• _JOB_:
Render the following material again verbatim, leaving nothing out.

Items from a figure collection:

####

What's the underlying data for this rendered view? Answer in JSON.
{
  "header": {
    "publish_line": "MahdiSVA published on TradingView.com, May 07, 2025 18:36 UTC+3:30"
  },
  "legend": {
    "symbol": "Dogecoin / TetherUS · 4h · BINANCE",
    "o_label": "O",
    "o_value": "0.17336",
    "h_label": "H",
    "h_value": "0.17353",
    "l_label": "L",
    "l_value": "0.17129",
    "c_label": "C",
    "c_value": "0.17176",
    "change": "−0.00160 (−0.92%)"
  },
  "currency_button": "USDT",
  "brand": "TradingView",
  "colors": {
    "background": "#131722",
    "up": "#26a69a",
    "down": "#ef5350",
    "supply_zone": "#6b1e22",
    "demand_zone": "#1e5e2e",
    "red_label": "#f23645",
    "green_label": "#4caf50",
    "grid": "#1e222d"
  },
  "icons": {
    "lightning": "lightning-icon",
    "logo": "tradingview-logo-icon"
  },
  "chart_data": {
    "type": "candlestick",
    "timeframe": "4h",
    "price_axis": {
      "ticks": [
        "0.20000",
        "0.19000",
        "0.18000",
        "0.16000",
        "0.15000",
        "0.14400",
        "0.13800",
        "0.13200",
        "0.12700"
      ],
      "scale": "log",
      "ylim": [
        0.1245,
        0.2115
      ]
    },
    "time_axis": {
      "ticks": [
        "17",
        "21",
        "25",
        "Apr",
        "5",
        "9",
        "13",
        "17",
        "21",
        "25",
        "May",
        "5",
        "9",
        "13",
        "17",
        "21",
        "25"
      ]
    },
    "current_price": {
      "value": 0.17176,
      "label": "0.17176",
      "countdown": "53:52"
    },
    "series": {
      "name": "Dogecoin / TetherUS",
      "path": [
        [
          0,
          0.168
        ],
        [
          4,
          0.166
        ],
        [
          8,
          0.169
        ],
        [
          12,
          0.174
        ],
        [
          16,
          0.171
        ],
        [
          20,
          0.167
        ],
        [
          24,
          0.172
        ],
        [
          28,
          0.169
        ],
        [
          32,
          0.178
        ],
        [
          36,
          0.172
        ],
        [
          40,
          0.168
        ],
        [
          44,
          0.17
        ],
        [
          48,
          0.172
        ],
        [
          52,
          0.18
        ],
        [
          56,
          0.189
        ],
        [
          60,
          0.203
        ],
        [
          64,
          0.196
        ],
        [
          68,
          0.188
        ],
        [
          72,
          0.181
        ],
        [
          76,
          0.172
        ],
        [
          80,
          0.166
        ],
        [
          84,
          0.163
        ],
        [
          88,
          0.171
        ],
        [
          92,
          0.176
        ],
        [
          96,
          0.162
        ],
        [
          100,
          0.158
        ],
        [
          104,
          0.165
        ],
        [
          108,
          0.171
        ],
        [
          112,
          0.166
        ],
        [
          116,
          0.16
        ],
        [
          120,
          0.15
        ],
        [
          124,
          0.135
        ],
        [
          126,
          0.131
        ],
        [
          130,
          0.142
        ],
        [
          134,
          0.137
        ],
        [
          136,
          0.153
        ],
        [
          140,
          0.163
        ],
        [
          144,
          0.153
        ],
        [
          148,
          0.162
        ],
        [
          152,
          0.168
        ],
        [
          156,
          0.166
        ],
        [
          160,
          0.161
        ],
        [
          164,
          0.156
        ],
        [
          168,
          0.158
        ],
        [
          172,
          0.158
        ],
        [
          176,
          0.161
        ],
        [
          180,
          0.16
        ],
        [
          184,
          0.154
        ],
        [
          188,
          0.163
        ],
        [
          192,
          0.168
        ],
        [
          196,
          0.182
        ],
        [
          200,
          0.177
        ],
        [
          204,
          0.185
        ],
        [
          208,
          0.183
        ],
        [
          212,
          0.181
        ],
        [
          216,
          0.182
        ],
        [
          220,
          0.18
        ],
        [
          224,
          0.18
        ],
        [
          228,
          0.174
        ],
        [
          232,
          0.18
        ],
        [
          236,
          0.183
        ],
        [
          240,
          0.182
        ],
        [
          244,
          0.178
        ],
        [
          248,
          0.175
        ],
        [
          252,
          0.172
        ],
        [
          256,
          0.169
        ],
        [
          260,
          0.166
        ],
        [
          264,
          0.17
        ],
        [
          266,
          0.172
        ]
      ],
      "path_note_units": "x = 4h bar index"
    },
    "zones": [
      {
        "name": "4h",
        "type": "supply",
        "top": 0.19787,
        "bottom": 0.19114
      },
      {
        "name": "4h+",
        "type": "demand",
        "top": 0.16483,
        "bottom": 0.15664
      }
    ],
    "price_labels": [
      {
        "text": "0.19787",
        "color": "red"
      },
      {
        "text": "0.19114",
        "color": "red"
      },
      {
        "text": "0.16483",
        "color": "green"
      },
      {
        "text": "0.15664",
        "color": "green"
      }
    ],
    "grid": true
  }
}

####

• _EXERCISE RESULT_:
What's the underlying data for this rendered view? Answer in JSON.
{
  "header": {
    "publish_line": "MahdiSVA published on TradingView.com, May 07, 2025 18:36 UTC+3:30"
  },
  "legend": {
    "symbol": "Dogecoin / TetherUS · 4h · BINANCE",
    "o_label": "O",
    "o_value": "0.17336",
    "h_label": "H",
    "h_value": "0.17353",
    "l_label": "L",
    "l_value": "0.17129",
    "c_label": "C",
    "c_value": "0.17176",
    "change": "−0.00160 (−0.92%)"
  },
  "currency_button": "USDT",
  "brand": "TradingView",
  "colors": {
    "background": "#131722",
    "up": "#26a69a",
    "down": "#ef5350",
    "supply_zone": "#6b1e22",
    "demand_zone": "#1e5e2e",
    "red_label": "#f23645",
    "green_label": "#4caf50",
    "grid": "#1e222d"
  },
  "icons": {
    "lightning": "lightning-icon",
    "logo": "tradingview-logo-icon"
  },
  "chart_data": {
    "type": "candlestick",
    "timeframe": "4h",
    "price_axis": {
      "ticks": [
        "0.20000",
        "0.19000",
        "0.18000",
        "0.16000",
        "0.15000",
        "0.14400",
        "0.13800",
        "0.13200",
        "0.12700"
      ],
      "scale": "log",
      "ylim": [
        0.1245,
        0.2115
      ]
    },
    "time_axis": {
      "ticks": [
        "17",
        "21",
        "25",
        "Apr",
        "5",
        "9",
        "13",
        "17",
        "21",
        "25",
        "May",
        "5",
        "9",
        "13",
        "17",
        "21",
        "25"
      ]
    },
    "current_price": {
      "value": 0.17176,
      "label": "0.17176",
      "countdown": "53:52"
    },
    "series": {
      "name": "Dogecoin / TetherUS",
      "path": [
        [
          0,
          0.168
        ],
        [
          4,
          0.166
        ],
        [
          8,
          0.169
        ],
        [
          12,
          0.174
        ],
        [
          16,
          0.171
        ],
        [
          20,
          0.167
        ],
        [
          24,
          0.172
        ],
        [
          28,
          0.169
        ],
        [
          32,
          0.178
        ],
        [
          36,
          0.172
        ],
        [
          40,
          0.168
        ],
        [
          44,
          0.17
        ],
        [
          48,
          0.172
        ],
        [
          52,
          0.18
        ],
        [
          56,
          0.189
        ],
        [
          60,
          0.203
        ],
        [
          64,
          0.196
        ],
        [
          68,
          0.188
        ],
        [
          72,
          0.181
        ],
        [
          76,
          0.172
        ],
        [
          80,
          0.166
        ],
        [
          84,
          0.163
        ],
        [
          88,
          0.171
        ],
        [
          92,
          0.176
        ],
        [
          96,
          0.162
        ],
        [
          100,
          0.158
        ],
        [
          104,
          0.165
        ],
        [
          108,
          0.171
        ],
        [
          112,
          0.166
        ],
        [
          116,
          0.16
        ],
        [
          120,
          0.15
        ],
        [
          124,
          0.135
        ],
        [
          126,
          0.131
        ],
        [
          130,
          0.142
        ],
        [
          134,
          0.137
        ],
        [
          136,
          0.153
        ],
        [
          140,
          0.163
        ],
        [
          144,
          0.153
        ],
        [
          148,
          0.162
        ],
        [
          152,
          0.168
        ],
        [
          156,
          0.166
        ],
        [
          160,
          0.161
        ],
        [
          164,
          0.156
        ],
        [
          168,
          0.158
        ],
        [
          172,
          0.158
        ],
        [
          176,
          0.161
        ],
        [
          180,
          0.16
        ],
        [
          184,
          0.154
        ],
        [
          188,
          0.163
        ],
        [
          192,
          0.168
        ],
        [
          196,
          0.182
        ],
        [
          200,
          0.177
        ],
        [
          204,
          0.185
        ],
        [
          208,
          0.183
        ],
        [
          212,
          0.181
        ],
        [
          216,
          0.182
        ],
        [
          220,
          0.18
        ],
        [
          224,
          0.18
        ],
        [
          228,
          0.174
        ],
        [
          232,
          0.18
        ],
        [
          236,
          0.183
        ],
        [
          240,
          0.182
        ],
        [
          244,
          0.178
        ],
        [
          248,
          0.175
        ],
        [
          252,
          0.172
        ],
        [
          256,
          0.169
        ],
        [
          260,
          0.166
        ],
        [
          264,
          0.17
        ],
        [
          266,
          0.172
        ]
      ],
      "path_note_units": "x = 4h bar index"
    },
    "zones": [
      {
        "name": "4h",
        "type": "supply",
        "top": 0.19787,
        "bottom": 0.19114
      },
      {
        "name": "4h+",
        "type": "demand",
        "top": 0.16483,
        "bottom": 0.15664
      }
    ],
    "price_labels": [
      {
        "text": "0.19787",
        "color": "red"
      },
      {
        "text": "0.19114",
        "color": "red"
      },
      {
        "text": "0.16483",
        "color": "green"
      },
      {
        "text": "0.15664",
        "color": "green"
      }
    ],
    "grid": true
  }
}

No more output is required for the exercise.